⟨

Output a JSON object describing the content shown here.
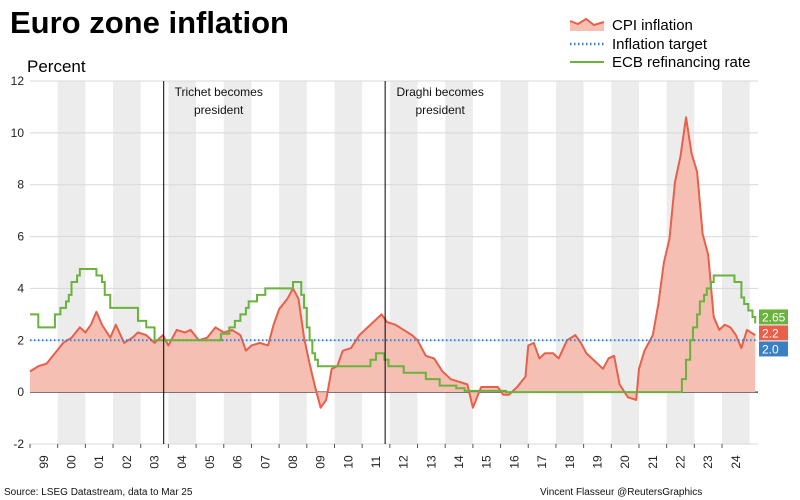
{
  "chart_data": {
    "type": "area+line",
    "title": "Euro zone inflation",
    "ylabel": "Percent",
    "ylim": [
      -2,
      12
    ],
    "y_ticks": [
      "-2",
      "0",
      "2",
      "4",
      "6",
      "8",
      "10",
      "12"
    ],
    "x_tick_labels": [
      "99",
      "00",
      "01",
      "02",
      "03",
      "04",
      "05",
      "06",
      "07",
      "08",
      "09",
      "10",
      "11",
      "12",
      "13",
      "14",
      "15",
      "16",
      "17",
      "18",
      "19",
      "20",
      "21",
      "22",
      "23",
      "24"
    ],
    "x_start_year": 1999,
    "grid": true,
    "series": [
      {
        "name": "CPI inflation",
        "kind": "area",
        "color": "#e8604a",
        "fill": "#f6bfb4",
        "points": [
          [
            1999.0,
            0.8
          ],
          [
            1999.3,
            1.0
          ],
          [
            1999.6,
            1.1
          ],
          [
            1999.9,
            1.5
          ],
          [
            2000.2,
            1.9
          ],
          [
            2000.5,
            2.1
          ],
          [
            2000.8,
            2.5
          ],
          [
            2001.0,
            2.3
          ],
          [
            2001.2,
            2.6
          ],
          [
            2001.4,
            3.1
          ],
          [
            2001.6,
            2.6
          ],
          [
            2001.9,
            2.1
          ],
          [
            2002.1,
            2.6
          ],
          [
            2002.4,
            1.9
          ],
          [
            2002.7,
            2.1
          ],
          [
            2002.9,
            2.3
          ],
          [
            2003.2,
            2.2
          ],
          [
            2003.5,
            1.9
          ],
          [
            2003.8,
            2.2
          ],
          [
            2004.0,
            1.8
          ],
          [
            2004.3,
            2.4
          ],
          [
            2004.6,
            2.3
          ],
          [
            2004.8,
            2.4
          ],
          [
            2005.1,
            2.0
          ],
          [
            2005.4,
            2.1
          ],
          [
            2005.7,
            2.5
          ],
          [
            2006.0,
            2.3
          ],
          [
            2006.3,
            2.4
          ],
          [
            2006.6,
            2.2
          ],
          [
            2006.8,
            1.6
          ],
          [
            2007.0,
            1.8
          ],
          [
            2007.3,
            1.9
          ],
          [
            2007.6,
            1.8
          ],
          [
            2007.8,
            2.6
          ],
          [
            2008.0,
            3.2
          ],
          [
            2008.3,
            3.6
          ],
          [
            2008.5,
            4.0
          ],
          [
            2008.7,
            3.6
          ],
          [
            2008.9,
            2.1
          ],
          [
            2009.1,
            1.1
          ],
          [
            2009.3,
            0.2
          ],
          [
            2009.5,
            -0.6
          ],
          [
            2009.7,
            -0.3
          ],
          [
            2009.9,
            0.9
          ],
          [
            2010.1,
            1.0
          ],
          [
            2010.3,
            1.6
          ],
          [
            2010.6,
            1.7
          ],
          [
            2010.9,
            2.2
          ],
          [
            2011.1,
            2.4
          ],
          [
            2011.4,
            2.7
          ],
          [
            2011.7,
            3.0
          ],
          [
            2011.9,
            2.7
          ],
          [
            2012.2,
            2.6
          ],
          [
            2012.5,
            2.4
          ],
          [
            2012.8,
            2.2
          ],
          [
            2013.0,
            2.0
          ],
          [
            2013.3,
            1.4
          ],
          [
            2013.6,
            1.3
          ],
          [
            2013.9,
            0.8
          ],
          [
            2014.2,
            0.5
          ],
          [
            2014.5,
            0.4
          ],
          [
            2014.8,
            0.3
          ],
          [
            2015.0,
            -0.6
          ],
          [
            2015.3,
            0.2
          ],
          [
            2015.6,
            0.2
          ],
          [
            2015.9,
            0.2
          ],
          [
            2016.1,
            -0.1
          ],
          [
            2016.3,
            -0.1
          ],
          [
            2016.6,
            0.2
          ],
          [
            2016.9,
            0.6
          ],
          [
            2017.0,
            1.8
          ],
          [
            2017.2,
            1.9
          ],
          [
            2017.4,
            1.3
          ],
          [
            2017.6,
            1.5
          ],
          [
            2017.9,
            1.5
          ],
          [
            2018.1,
            1.3
          ],
          [
            2018.4,
            2.0
          ],
          [
            2018.7,
            2.2
          ],
          [
            2018.9,
            1.9
          ],
          [
            2019.1,
            1.5
          ],
          [
            2019.4,
            1.2
          ],
          [
            2019.7,
            0.9
          ],
          [
            2019.9,
            1.3
          ],
          [
            2020.1,
            1.4
          ],
          [
            2020.3,
            0.3
          ],
          [
            2020.6,
            -0.2
          ],
          [
            2020.9,
            -0.3
          ],
          [
            2021.0,
            0.9
          ],
          [
            2021.2,
            1.6
          ],
          [
            2021.5,
            2.2
          ],
          [
            2021.7,
            3.4
          ],
          [
            2021.9,
            5.0
          ],
          [
            2022.1,
            5.9
          ],
          [
            2022.3,
            8.1
          ],
          [
            2022.5,
            9.1
          ],
          [
            2022.7,
            10.6
          ],
          [
            2022.9,
            9.2
          ],
          [
            2023.1,
            8.5
          ],
          [
            2023.3,
            6.1
          ],
          [
            2023.5,
            5.3
          ],
          [
            2023.7,
            2.9
          ],
          [
            2023.9,
            2.4
          ],
          [
            2024.1,
            2.6
          ],
          [
            2024.3,
            2.5
          ],
          [
            2024.5,
            2.2
          ],
          [
            2024.7,
            1.7
          ],
          [
            2024.9,
            2.4
          ],
          [
            2025.2,
            2.2
          ]
        ]
      },
      {
        "name": "Inflation target",
        "kind": "dotted-line",
        "color": "#3b7fc4",
        "value": 2.0
      },
      {
        "name": "ECB refinancing rate",
        "kind": "step-line",
        "color": "#6ab23e",
        "points": [
          [
            1999.0,
            3.0
          ],
          [
            1999.3,
            2.5
          ],
          [
            1999.9,
            3.0
          ],
          [
            2000.1,
            3.25
          ],
          [
            2000.3,
            3.5
          ],
          [
            2000.4,
            3.75
          ],
          [
            2000.5,
            4.25
          ],
          [
            2000.7,
            4.5
          ],
          [
            2000.8,
            4.75
          ],
          [
            2001.4,
            4.5
          ],
          [
            2001.6,
            4.25
          ],
          [
            2001.7,
            3.75
          ],
          [
            2001.9,
            3.25
          ],
          [
            2002.9,
            2.75
          ],
          [
            2003.2,
            2.5
          ],
          [
            2003.5,
            2.0
          ],
          [
            2005.9,
            2.25
          ],
          [
            2006.2,
            2.5
          ],
          [
            2006.4,
            2.75
          ],
          [
            2006.6,
            3.0
          ],
          [
            2006.8,
            3.25
          ],
          [
            2006.9,
            3.5
          ],
          [
            2007.2,
            3.75
          ],
          [
            2007.5,
            4.0
          ],
          [
            2008.5,
            4.25
          ],
          [
            2008.8,
            3.75
          ],
          [
            2008.9,
            3.25
          ],
          [
            2009.0,
            2.5
          ],
          [
            2009.1,
            2.0
          ],
          [
            2009.2,
            1.5
          ],
          [
            2009.3,
            1.25
          ],
          [
            2009.4,
            1.0
          ],
          [
            2011.3,
            1.25
          ],
          [
            2011.5,
            1.5
          ],
          [
            2011.8,
            1.25
          ],
          [
            2011.95,
            1.0
          ],
          [
            2012.5,
            0.75
          ],
          [
            2013.3,
            0.5
          ],
          [
            2013.8,
            0.25
          ],
          [
            2014.4,
            0.15
          ],
          [
            2014.7,
            0.05
          ],
          [
            2016.2,
            0.0
          ],
          [
            2022.55,
            0.5
          ],
          [
            2022.7,
            1.25
          ],
          [
            2022.85,
            2.0
          ],
          [
            2022.95,
            2.5
          ],
          [
            2023.1,
            3.0
          ],
          [
            2023.2,
            3.5
          ],
          [
            2023.35,
            3.75
          ],
          [
            2023.45,
            4.0
          ],
          [
            2023.6,
            4.25
          ],
          [
            2023.7,
            4.5
          ],
          [
            2024.45,
            4.25
          ],
          [
            2024.7,
            3.65
          ],
          [
            2024.8,
            3.4
          ],
          [
            2024.95,
            3.15
          ],
          [
            2025.1,
            2.9
          ],
          [
            2025.2,
            2.65
          ]
        ]
      }
    ],
    "vertical_markers": [
      {
        "x": 2003.83,
        "label_line1": "Trichet becomes",
        "label_line2": "president"
      },
      {
        "x": 2011.83,
        "label_line1": "Draghi becomes",
        "label_line2": "president"
      }
    ],
    "end_badges": [
      {
        "label": "2.65",
        "value": 2.65,
        "color": "#6ab23e"
      },
      {
        "label": "2.2",
        "value": 2.2,
        "color": "#e8604a"
      },
      {
        "label": "2.0",
        "value": 2.0,
        "color": "#3b7fc4"
      }
    ],
    "legend": {
      "placement": "top-right",
      "items": [
        {
          "label": "CPI inflation"
        },
        {
          "label": "Inflation target"
        },
        {
          "label": "ECB refinancing rate"
        }
      ]
    },
    "source": "Source: LSEG Datastream, data to Mar 25",
    "credit": "Vincent Flasseur @ReutersGraphics"
  }
}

⟩

◆ **DIRECTIONS**
In the listing above, find the lines holding the word "kind" and copy them.

◆ **EXERCISE SOLUTION**
        "kind": "area",
        "kind": "dotted-line",
        "kind": "step-line",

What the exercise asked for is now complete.